# [Input]
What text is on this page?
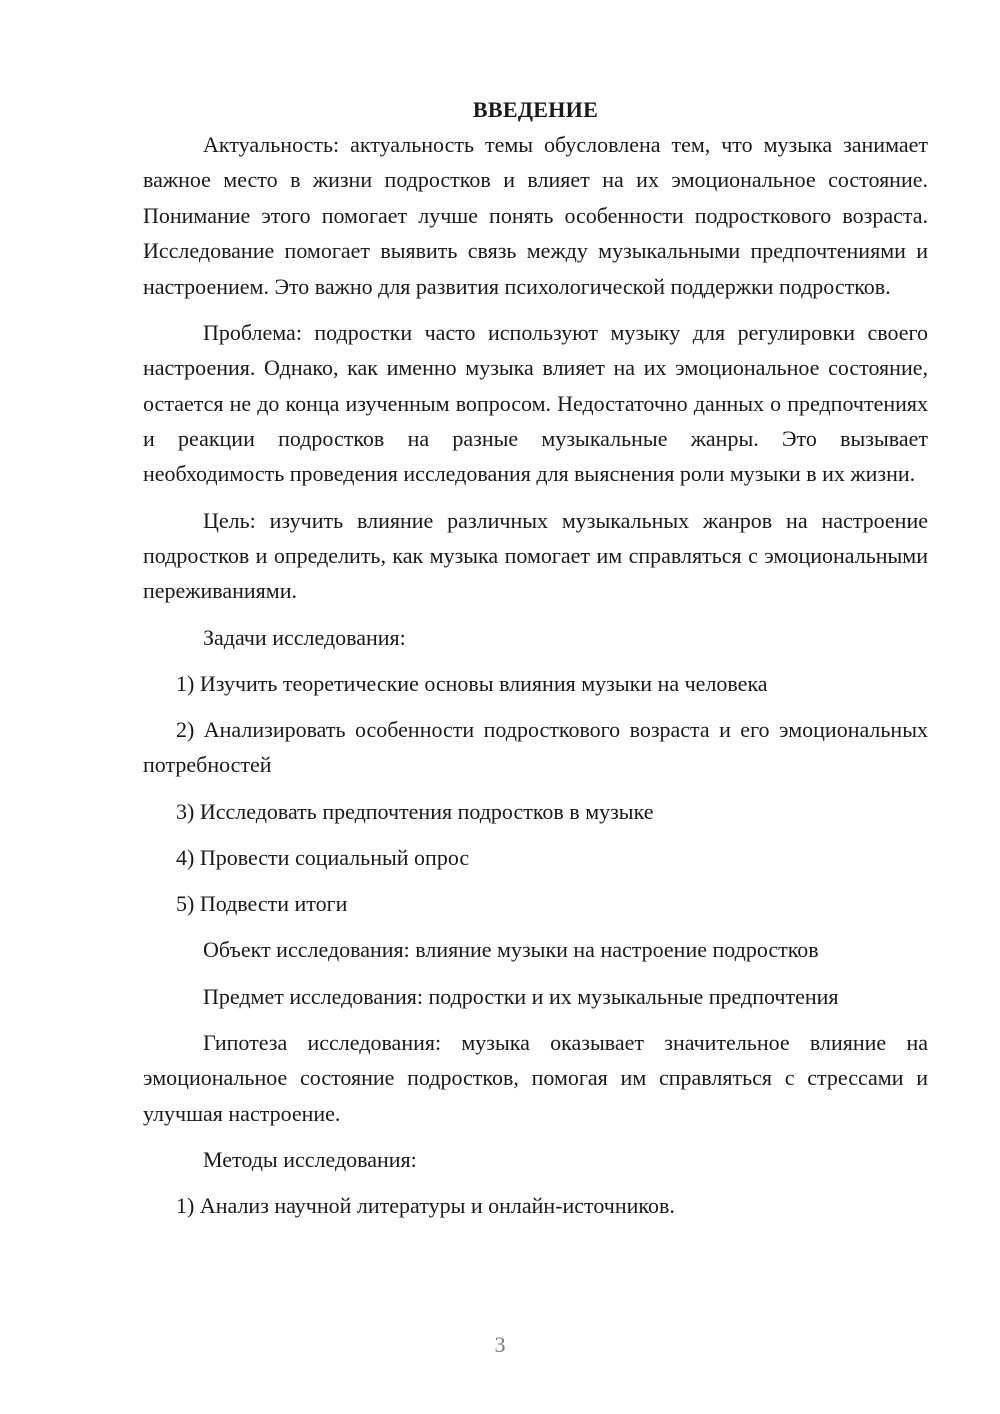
ВВЕДЕНИЕ

Актуальность: актуальность темы обусловлена тем, что музыка занимает важное место в жизни подростков и влияет на их эмоциональное состояние. Понимание этого помогает лучше понять особенности подросткового возраста. Исследование помогает выявить связь между музыкальными предпочтениями и настроением. Это важно для развития психологической поддержки подростков.

Проблема: подростки часто используют музыку для регулировки своего настроения. Однако, как именно музыка влияет на их эмоциональное состояние, остается не до конца изученным вопросом. Недостаточно данных о предпочтениях и реакции подростков на разные музыкальные жанры. Это вызывает необходимость проведения исследования для выяснения роли музыки в их жизни.

Цель: изучить влияние различных музыкальных жанров на настроение подростков и определить, как музыка помогает им справляться с эмоциональными переживаниями.

Задачи исследования:

1) Изучить теоретические основы влияния музыки на человека

2) Анализировать особенности подросткового возраста и его эмоциональных потребностей

3) Исследовать предпочтения подростков в музыке

4) Провести социальный опрос

5) Подвести итоги

Объект исследования: влияние музыки на настроение подростков

Предмет исследования: подростки и их музыкальные предпочтения

Гипотеза исследования: музыка оказывает значительное влияние на эмоциональное состояние подростков, помогая им справляться с стрессами и улучшая настроение.

Методы исследования:

1) Анализ научной литературы и онлайн-источников.

3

# [Given exercise]
Copy the listing over exactly, skipping the pictures it holds.

# [Exercise output]
What text is on this page?
ВВЕДЕНИЕ

Актуальность: актуальность темы обусловлена тем, что музыка занимает важное место в жизни подростков и влияет на их эмоциональное состояние. Понимание этого помогает лучше понять особенности подросткового возраста. Исследование помогает выявить связь между музыкальными предпочтениями и настроением. Это важно для развития психологической поддержки подростков.

Проблема: подростки часто используют музыку для регулировки своего настроения. Однако, как именно музыка влияет на их эмоциональное состояние, остается не до конца изученным вопросом. Недостаточно данных о предпочтениях и реакции подростков на разные музыкальные жанры. Это вызывает необходимость проведения исследования для выяснения роли музыки в их жизни.

Цель: изучить влияние различных музыкальных жанров на настроение подростков и определить, как музыка помогает им справляться с эмоциональными переживаниями.

Задачи исследования:

1) Изучить теоретические основы влияния музыки на человека

2) Анализировать особенности подросткового возраста и его эмоциональных потребностей

3) Исследовать предпочтения подростков в музыке

4) Провести социальный опрос

5) Подвести итоги

Объект исследования: влияние музыки на настроение подростков

Предмет исследования: подростки и их музыкальные предпочтения

Гипотеза исследования: музыка оказывает значительное влияние на эмоциональное состояние подростков, помогая им справляться с стрессами и улучшая настроение.

Методы исследования:

1) Анализ научной литературы и онлайн-источников.

3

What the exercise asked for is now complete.